Extract
A small figurine of a dog. The dog is swallowing a fish, with its tail here rendered in bronze. Egyptian, 18th Dynasty (1350-1300 BCE), Thebes, ivory and bronze. (British Museum, London)
An example of a dog who would’ve been called a ketket is the small statue presently in the British Museum known as Dog Swallowing A Fish (item number EA 13596) dated to the late 18th Dynasty c. 1350-1300 BCE. The statue shows a puppy “wearing a collar which shows traces of gilding, with lop ears and a long bushy tail which curls around its hind quarters” and “adopts the well-known posture of a dog at play with front legs bent and rump raised in the air” (British Museum, 237). The dog holds a small bronze object in its mouth which has been interpreted as either the tail of a fish or a large fly it is playing with. The piece is carved from tusk with the bronze attachment glued in place on the mouth and two holes in its base which most likely held the statue to a wall. The British Museum observes:
The piece is brilliantly observed and belongs to a class of small carvings made towards the end of the 18th Dynasty which portrays animals that were familiar to and beloved by the Egyptians. It can have been made for no other purpose than to delight and amuse its owner. (237)
Dogs and Anubis
Indeed, dogs were familiar and loved by the Egyptians. This devotion is clear from the number of times they are depicted and referenced in art and inscriptions throughout the history of the civilization and the way they were generally treated.
As already noted, dogs were depicted on palettes in the Pre-Dynastic and Early Dynastic periods. During the Old Kingdom, the dog of king Khufu (2589-2566 BCE), Akbaru, was said to have been buried in the king’s tomb with him. One of the best known dogs of Egypt was given his own funeral stele in this same era. Abuwtiyuw was the dog of a servant of the king (though which Old Kingdom monarch is unclear) who was honored with a burial fit for a noble. The dog’s stele reads:
The dog which was the guard of His Majesty. Abuwtiyuw was his name. His Majesty ordered that he be buried ceremonially, that he be given a coffin from the royal treasury, fine linen in great quantity, and incense. His Majesty also gave perfumed ointment and ordered that a tomb be built for him by the gangs of masons. His Majesty did this for him in order that he [the dog] might be honored before the great god, Anubis. (Hobgood-Oster, 41-42).
The Basenji is the most often cited as the inspiration for the image of Anubis, one of the principal gods of the dead who guided the soul to judgment in the afterlife (although the Greyhound, Pharoah, and Ibizan are also contenders). Anubis is often referred to as “the jackal dog” but this is not how he was known to the ancient Egyptians where he is always referenced as a dog as in his epithet “the dog who swallows millions”. It should be noted, however, that the Egyptians did not distinguish between the jackal and the dog, especially so with pariah dogs.
Anubis is the Egyptian god of mummification and the afterlife as well as the patron god of lost souls and the helpless. Modern reproduction.

Given entries
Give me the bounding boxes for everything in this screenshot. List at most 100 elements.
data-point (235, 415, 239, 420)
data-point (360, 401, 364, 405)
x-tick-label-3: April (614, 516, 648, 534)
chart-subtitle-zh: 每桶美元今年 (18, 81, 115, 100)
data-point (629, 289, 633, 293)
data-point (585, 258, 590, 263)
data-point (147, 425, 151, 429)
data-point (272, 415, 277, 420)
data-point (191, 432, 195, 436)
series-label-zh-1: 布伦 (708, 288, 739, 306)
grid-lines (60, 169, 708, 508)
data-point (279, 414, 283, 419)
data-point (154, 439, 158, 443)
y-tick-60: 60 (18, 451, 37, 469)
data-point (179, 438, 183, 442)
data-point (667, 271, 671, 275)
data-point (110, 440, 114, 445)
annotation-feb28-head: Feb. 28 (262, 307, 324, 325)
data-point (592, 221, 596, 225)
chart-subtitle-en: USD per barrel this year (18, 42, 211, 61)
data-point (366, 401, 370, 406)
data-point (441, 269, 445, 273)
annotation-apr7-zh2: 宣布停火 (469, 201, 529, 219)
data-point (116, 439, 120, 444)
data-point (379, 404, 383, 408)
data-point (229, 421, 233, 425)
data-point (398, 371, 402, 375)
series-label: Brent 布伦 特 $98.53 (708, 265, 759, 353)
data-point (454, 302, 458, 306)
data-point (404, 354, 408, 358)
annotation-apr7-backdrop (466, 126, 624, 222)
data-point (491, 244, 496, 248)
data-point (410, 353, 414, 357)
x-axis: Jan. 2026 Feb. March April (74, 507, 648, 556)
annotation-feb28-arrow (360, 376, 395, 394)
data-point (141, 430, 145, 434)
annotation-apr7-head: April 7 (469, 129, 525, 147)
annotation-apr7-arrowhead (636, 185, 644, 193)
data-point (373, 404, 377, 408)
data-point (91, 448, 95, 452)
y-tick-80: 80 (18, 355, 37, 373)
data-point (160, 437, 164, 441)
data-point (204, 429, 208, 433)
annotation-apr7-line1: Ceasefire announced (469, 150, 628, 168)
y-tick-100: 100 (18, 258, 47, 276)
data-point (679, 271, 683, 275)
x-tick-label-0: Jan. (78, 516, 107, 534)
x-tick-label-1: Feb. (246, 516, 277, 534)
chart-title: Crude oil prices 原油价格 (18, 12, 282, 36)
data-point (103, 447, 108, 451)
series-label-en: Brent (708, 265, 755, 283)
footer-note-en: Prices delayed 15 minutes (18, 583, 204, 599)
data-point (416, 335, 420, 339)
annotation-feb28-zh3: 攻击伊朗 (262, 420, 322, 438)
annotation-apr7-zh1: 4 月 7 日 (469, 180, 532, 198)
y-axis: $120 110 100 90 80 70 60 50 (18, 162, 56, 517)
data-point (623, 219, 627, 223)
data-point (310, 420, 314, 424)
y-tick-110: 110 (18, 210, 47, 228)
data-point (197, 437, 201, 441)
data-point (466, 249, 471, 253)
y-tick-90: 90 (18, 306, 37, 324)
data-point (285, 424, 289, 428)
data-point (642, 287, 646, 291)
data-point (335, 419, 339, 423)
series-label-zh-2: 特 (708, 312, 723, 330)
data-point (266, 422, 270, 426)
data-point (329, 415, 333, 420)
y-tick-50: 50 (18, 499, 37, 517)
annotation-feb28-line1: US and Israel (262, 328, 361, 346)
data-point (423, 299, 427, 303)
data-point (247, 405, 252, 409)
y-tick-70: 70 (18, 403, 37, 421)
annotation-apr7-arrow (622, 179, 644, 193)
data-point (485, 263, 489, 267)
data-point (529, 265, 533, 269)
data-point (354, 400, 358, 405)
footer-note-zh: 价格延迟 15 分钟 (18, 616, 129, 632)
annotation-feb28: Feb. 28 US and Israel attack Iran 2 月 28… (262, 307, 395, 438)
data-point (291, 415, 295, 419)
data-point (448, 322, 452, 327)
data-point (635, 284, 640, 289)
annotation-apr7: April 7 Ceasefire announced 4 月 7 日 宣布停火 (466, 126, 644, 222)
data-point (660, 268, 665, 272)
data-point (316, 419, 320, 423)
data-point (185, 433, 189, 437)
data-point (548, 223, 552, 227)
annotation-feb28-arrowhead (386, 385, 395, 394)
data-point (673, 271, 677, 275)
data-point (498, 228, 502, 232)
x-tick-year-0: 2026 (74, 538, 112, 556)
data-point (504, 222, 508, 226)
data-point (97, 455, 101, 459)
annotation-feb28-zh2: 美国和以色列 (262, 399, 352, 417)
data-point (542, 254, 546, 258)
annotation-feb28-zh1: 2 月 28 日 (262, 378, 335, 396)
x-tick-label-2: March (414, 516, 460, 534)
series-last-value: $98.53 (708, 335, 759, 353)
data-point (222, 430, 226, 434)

--

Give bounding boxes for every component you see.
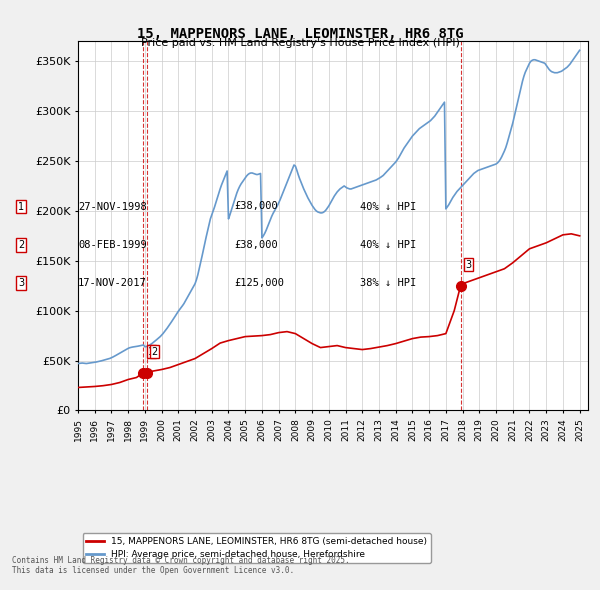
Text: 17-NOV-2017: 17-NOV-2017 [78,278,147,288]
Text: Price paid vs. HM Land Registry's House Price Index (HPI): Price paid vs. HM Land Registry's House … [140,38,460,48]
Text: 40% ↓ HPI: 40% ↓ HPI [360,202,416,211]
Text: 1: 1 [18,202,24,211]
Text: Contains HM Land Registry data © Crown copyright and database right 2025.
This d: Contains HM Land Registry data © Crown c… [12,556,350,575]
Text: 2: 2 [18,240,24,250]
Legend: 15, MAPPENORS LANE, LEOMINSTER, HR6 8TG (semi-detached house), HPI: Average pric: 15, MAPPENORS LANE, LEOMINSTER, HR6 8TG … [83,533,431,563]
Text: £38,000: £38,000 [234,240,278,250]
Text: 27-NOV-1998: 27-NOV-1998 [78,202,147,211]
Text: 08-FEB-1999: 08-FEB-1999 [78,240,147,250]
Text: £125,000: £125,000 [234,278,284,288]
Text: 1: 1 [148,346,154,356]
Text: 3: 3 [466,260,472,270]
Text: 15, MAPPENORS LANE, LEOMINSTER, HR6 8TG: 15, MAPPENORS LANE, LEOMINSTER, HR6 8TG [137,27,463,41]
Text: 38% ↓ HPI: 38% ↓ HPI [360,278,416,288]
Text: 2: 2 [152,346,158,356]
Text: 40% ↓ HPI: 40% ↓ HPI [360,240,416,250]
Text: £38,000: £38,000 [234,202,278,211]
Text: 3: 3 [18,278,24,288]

Task 1
Copy the extract word for word, starting with "Dogs and Anubis" and going on through "were generally treated.".
Task 2
According to the extract, what was the name of King Khufu's dog?
Task 3
Rewrite the paragraph of the extract that begins "As already noted, dogs were depicted" as a short bulleted list that keeps its main facts.

Solution 1
Dogs and Anubis
Indeed, dogs were familiar and loved by the Egyptians. This devotion is clear from the number of times they are depicted and referenced in art and inscriptions throughout the history of the civilization and the way they were generally treated.

Solution 2
Akbaru.

Solution 3
- Dogs were depicted on palettes in the Pre-Dynastic and Early Dynastic periods.
- In the Old Kingdom, Akbaru, the dog of King Khufu (2589-2566 BCE), was said to have been buried with the king in his tomb.
- In the same era, Abuwtiyuw, one of the best-known dogs of Egypt, was given his own funeral stele.
- Abuwtiyuw belonged to a servant of the king (which Old Kingdom monarch is unclear) and received a burial fit for a noble.